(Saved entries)
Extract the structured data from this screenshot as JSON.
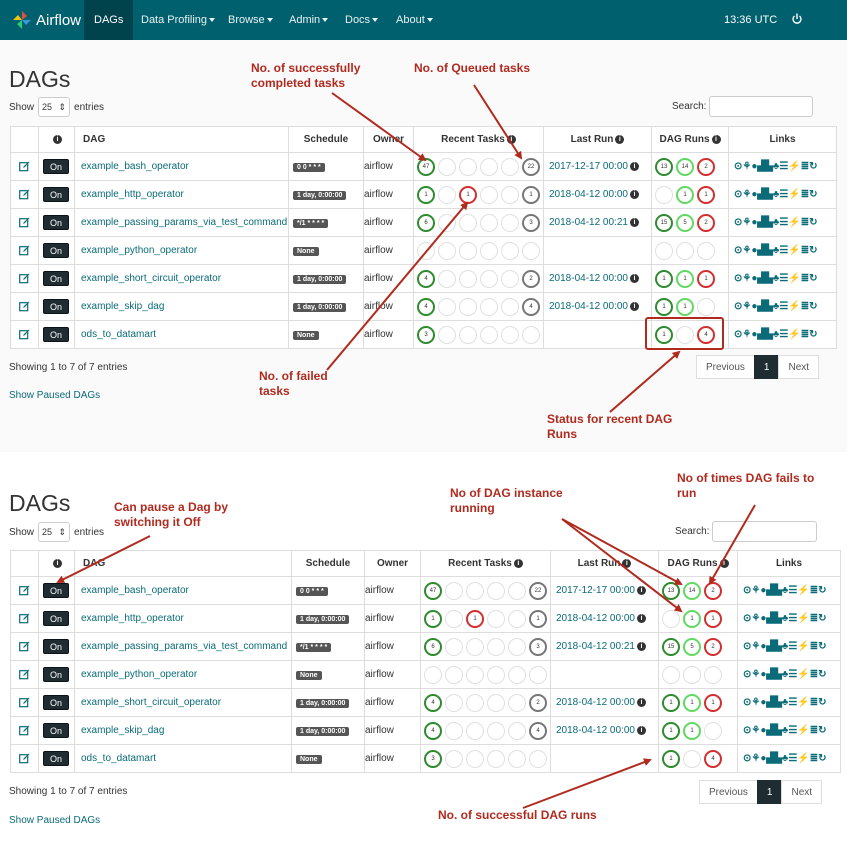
{
  "navbar": {
    "brand": "Airflow",
    "items": [
      "DAGs",
      "Data Profiling",
      "Browse",
      "Admin",
      "Docs",
      "About"
    ],
    "time": "13:36 UTC"
  },
  "page": {
    "title": "DAGs",
    "show_label": "Show",
    "entries_value": "25",
    "entries_label": "entries",
    "search_label": "Search:",
    "showing": "Showing 1 to 7 of 7 entries",
    "show_paused": "Show Paused DAGs",
    "pager": {
      "prev": "Previous",
      "current": "1",
      "next": "Next"
    }
  },
  "table": {
    "headers": {
      "dag": "DAG",
      "schedule": "Schedule",
      "owner": "Owner",
      "recent_tasks": "Recent Tasks",
      "last_run": "Last Run",
      "dag_runs": "DAG Runs",
      "links": "Links"
    },
    "toggle_label": "On",
    "links_glyphs": "⊙⚘●▟▙♣☰⚡≣↻",
    "rows": [
      {
        "dag": "example_bash_operator",
        "schedule": "0 0 * * *",
        "owner": "airflow",
        "tasks": [
          {
            "s": "success",
            "v": "47"
          },
          {
            "s": "",
            "v": ""
          },
          {
            "s": "",
            "v": ""
          },
          {
            "s": "",
            "v": ""
          },
          {
            "s": "",
            "v": ""
          },
          {
            "s": "queued",
            "v": "22"
          }
        ],
        "last_run": "2017-12-17 00:00",
        "runs": [
          {
            "s": "success",
            "v": "13"
          },
          {
            "s": "running",
            "v": "14"
          },
          {
            "s": "failed",
            "v": "2"
          }
        ]
      },
      {
        "dag": "example_http_operator",
        "schedule": "1 day, 0:00:00",
        "owner": "airflow",
        "tasks": [
          {
            "s": "success",
            "v": "1"
          },
          {
            "s": "",
            "v": ""
          },
          {
            "s": "failed",
            "v": "1"
          },
          {
            "s": "",
            "v": ""
          },
          {
            "s": "",
            "v": ""
          },
          {
            "s": "queued",
            "v": "1"
          }
        ],
        "last_run": "2018-04-12 00:00",
        "runs": [
          {
            "s": "",
            "v": ""
          },
          {
            "s": "running",
            "v": "1"
          },
          {
            "s": "failed",
            "v": "1"
          }
        ]
      },
      {
        "dag": "example_passing_params_via_test_command",
        "schedule": "*/1 * * * *",
        "owner": "airflow",
        "tasks": [
          {
            "s": "success",
            "v": "6"
          },
          {
            "s": "",
            "v": ""
          },
          {
            "s": "",
            "v": ""
          },
          {
            "s": "",
            "v": ""
          },
          {
            "s": "",
            "v": ""
          },
          {
            "s": "queued",
            "v": "3"
          }
        ],
        "last_run": "2018-04-12 00:21",
        "runs": [
          {
            "s": "success",
            "v": "15"
          },
          {
            "s": "running",
            "v": "5"
          },
          {
            "s": "failed",
            "v": "2"
          }
        ]
      },
      {
        "dag": "example_python_operator",
        "schedule": "None",
        "owner": "airflow",
        "tasks": [
          {
            "s": "",
            "v": ""
          },
          {
            "s": "",
            "v": ""
          },
          {
            "s": "",
            "v": ""
          },
          {
            "s": "",
            "v": ""
          },
          {
            "s": "",
            "v": ""
          },
          {
            "s": "",
            "v": ""
          }
        ],
        "last_run": "",
        "runs": [
          {
            "s": "",
            "v": ""
          },
          {
            "s": "",
            "v": ""
          },
          {
            "s": "",
            "v": ""
          }
        ]
      },
      {
        "dag": "example_short_circuit_operator",
        "schedule": "1 day, 0:00:00",
        "owner": "airflow",
        "tasks": [
          {
            "s": "success",
            "v": "4"
          },
          {
            "s": "",
            "v": ""
          },
          {
            "s": "",
            "v": ""
          },
          {
            "s": "",
            "v": ""
          },
          {
            "s": "",
            "v": ""
          },
          {
            "s": "queued",
            "v": "2"
          }
        ],
        "last_run": "2018-04-12 00:00",
        "runs": [
          {
            "s": "success",
            "v": "1"
          },
          {
            "s": "running",
            "v": "1"
          },
          {
            "s": "failed",
            "v": "1"
          }
        ]
      },
      {
        "dag": "example_skip_dag",
        "schedule": "1 day, 0:00:00",
        "owner": "airflow",
        "tasks": [
          {
            "s": "success",
            "v": "4"
          },
          {
            "s": "",
            "v": ""
          },
          {
            "s": "",
            "v": ""
          },
          {
            "s": "",
            "v": ""
          },
          {
            "s": "",
            "v": ""
          },
          {
            "s": "queued",
            "v": "4"
          }
        ],
        "last_run": "2018-04-12 00:00",
        "runs": [
          {
            "s": "success",
            "v": "1"
          },
          {
            "s": "running",
            "v": "1"
          },
          {
            "s": "",
            "v": ""
          }
        ]
      },
      {
        "dag": "ods_to_datamart",
        "schedule": "None",
        "owner": "airflow",
        "tasks": [
          {
            "s": "success",
            "v": "3"
          },
          {
            "s": "",
            "v": ""
          },
          {
            "s": "",
            "v": ""
          },
          {
            "s": "",
            "v": ""
          },
          {
            "s": "",
            "v": ""
          },
          {
            "s": "",
            "v": ""
          }
        ],
        "last_run": "",
        "runs": [
          {
            "s": "success",
            "v": "1"
          },
          {
            "s": "",
            "v": ""
          },
          {
            "s": "failed",
            "v": "4"
          }
        ]
      }
    ]
  },
  "annotations": {
    "successful_tasks": "No. of successfully completed tasks",
    "queued_tasks": "No. of Queued tasks",
    "failed_tasks": "No. of failed tasks",
    "recent_dag_runs": "Status for recent DAG Runs",
    "pause_dag": "Can pause a Dag by switching it Off",
    "running_instances": "No of DAG instance running",
    "dag_fails": "No of times DAG fails to run",
    "successful_runs": "No. of successful DAG runs"
  },
  "colors": {
    "navbar": "#00606e",
    "success": "#2e8b2e",
    "failed": "#d32f2f",
    "queued": "#777777",
    "running": "#62d962",
    "annotation": "#b02a1e"
  }
}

WRITTEN EXERCISE.
Send back the data above word for word, with the pictures left out.

REPLY TO THE TASK.
Extract the structured data from this screenshot as JSON.
{
  "navbar": {
    "brand": "Airflow",
    "items": [
      "DAGs",
      "Data Profiling",
      "Browse",
      "Admin",
      "Docs",
      "About"
    ],
    "time": "13:36 UTC"
  },
  "page": {
    "title": "DAGs",
    "show_label": "Show",
    "entries_value": "25",
    "entries_label": "entries",
    "search_label": "Search:",
    "showing": "Showing 1 to 7 of 7 entries",
    "show_paused": "Show Paused DAGs",
    "pager": {
      "prev": "Previous",
      "current": "1",
      "next": "Next"
    }
  },
  "table": {
    "headers": {
      "dag": "DAG",
      "schedule": "Schedule",
      "owner": "Owner",
      "recent_tasks": "Recent Tasks",
      "last_run": "Last Run",
      "dag_runs": "DAG Runs",
      "links": "Links"
    },
    "toggle_label": "On",
    "links_glyphs": "⊙⚘●▟▙♣☰⚡≣↻",
    "rows": [
      {
        "dag": "example_bash_operator",
        "schedule": "0 0 * * *",
        "owner": "airflow",
        "tasks": [
          {
            "s": "success",
            "v": "47"
          },
          {
            "s": "",
            "v": ""
          },
          {
            "s": "",
            "v": ""
          },
          {
            "s": "",
            "v": ""
          },
          {
            "s": "",
            "v": ""
          },
          {
            "s": "queued",
            "v": "22"
          }
        ],
        "last_run": "2017-12-17 00:00",
        "runs": [
          {
            "s": "success",
            "v": "13"
          },
          {
            "s": "running",
            "v": "14"
          },
          {
            "s": "failed",
            "v": "2"
          }
        ]
      },
      {
        "dag": "example_http_operator",
        "schedule": "1 day, 0:00:00",
        "owner": "airflow",
        "tasks": [
          {
            "s": "success",
            "v": "1"
          },
          {
            "s": "",
            "v": ""
          },
          {
            "s": "failed",
            "v": "1"
          },
          {
            "s": "",
            "v": ""
          },
          {
            "s": "",
            "v": ""
          },
          {
            "s": "queued",
            "v": "1"
          }
        ],
        "last_run": "2018-04-12 00:00",
        "runs": [
          {
            "s": "",
            "v": ""
          },
          {
            "s": "running",
            "v": "1"
          },
          {
            "s": "failed",
            "v": "1"
          }
        ]
      },
      {
        "dag": "example_passing_params_via_test_command",
        "schedule": "*/1 * * * *",
        "owner": "airflow",
        "tasks": [
          {
            "s": "success",
            "v": "6"
          },
          {
            "s": "",
            "v": ""
          },
          {
            "s": "",
            "v": ""
          },
          {
            "s": "",
            "v": ""
          },
          {
            "s": "",
            "v": ""
          },
          {
            "s": "queued",
            "v": "3"
          }
        ],
        "last_run": "2018-04-12 00:21",
        "runs": [
          {
            "s": "success",
            "v": "15"
          },
          {
            "s": "running",
            "v": "5"
          },
          {
            "s": "failed",
            "v": "2"
          }
        ]
      },
      {
        "dag": "example_python_operator",
        "schedule": "None",
        "owner": "airflow",
        "tasks": [
          {
            "s": "",
            "v": ""
          },
          {
            "s": "",
            "v": ""
          },
          {
            "s": "",
            "v": ""
          },
          {
            "s": "",
            "v": ""
          },
          {
            "s": "",
            "v": ""
          },
          {
            "s": "",
            "v": ""
          }
        ],
        "last_run": "",
        "runs": [
          {
            "s": "",
            "v": ""
          },
          {
            "s": "",
            "v": ""
          },
          {
            "s": "",
            "v": ""
          }
        ]
      },
      {
        "dag": "example_short_circuit_operator",
        "schedule": "1 day, 0:00:00",
        "owner": "airflow",
        "tasks": [
          {
            "s": "success",
            "v": "4"
          },
          {
            "s": "",
            "v": ""
          },
          {
            "s": "",
            "v": ""
          },
          {
            "s": "",
            "v": ""
          },
          {
            "s": "",
            "v": ""
          },
          {
            "s": "queued",
            "v": "2"
          }
        ],
        "last_run": "2018-04-12 00:00",
        "runs": [
          {
            "s": "success",
            "v": "1"
          },
          {
            "s": "running",
            "v": "1"
          },
          {
            "s": "failed",
            "v": "1"
          }
        ]
      },
      {
        "dag": "example_skip_dag",
        "schedule": "1 day, 0:00:00",
        "owner": "airflow",
        "tasks": [
          {
            "s": "success",
            "v": "4"
          },
          {
            "s": "",
            "v": ""
          },
          {
            "s": "",
            "v": ""
          },
          {
            "s": "",
            "v": ""
          },
          {
            "s": "",
            "v": ""
          },
          {
            "s": "queued",
            "v": "4"
          }
        ],
        "last_run": "2018-04-12 00:00",
        "runs": [
          {
            "s": "success",
            "v": "1"
          },
          {
            "s": "running",
            "v": "1"
          },
          {
            "s": "",
            "v": ""
          }
        ]
      },
      {
        "dag": "ods_to_datamart",
        "schedule": "None",
        "owner": "airflow",
        "tasks": [
          {
            "s": "success",
            "v": "3"
          },
          {
            "s": "",
            "v": ""
          },
          {
            "s": "",
            "v": ""
          },
          {
            "s": "",
            "v": ""
          },
          {
            "s": "",
            "v": ""
          },
          {
            "s": "",
            "v": ""
          }
        ],
        "last_run": "",
        "runs": [
          {
            "s": "success",
            "v": "1"
          },
          {
            "s": "",
            "v": ""
          },
          {
            "s": "failed",
            "v": "4"
          }
        ]
      }
    ]
  },
  "annotations": {
    "successful_tasks": "No. of successfully completed tasks",
    "queued_tasks": "No. of Queued tasks",
    "failed_tasks": "No. of failed tasks",
    "recent_dag_runs": "Status for recent DAG Runs",
    "pause_dag": "Can pause a Dag by switching it Off",
    "running_instances": "No of DAG instance running",
    "dag_fails": "No of times DAG fails to run",
    "successful_runs": "No. of successful DAG runs"
  },
  "colors": {
    "navbar": "#00606e",
    "success": "#2e8b2e",
    "failed": "#d32f2f",
    "queued": "#777777",
    "running": "#62d962",
    "annotation": "#b02a1e"
  }
}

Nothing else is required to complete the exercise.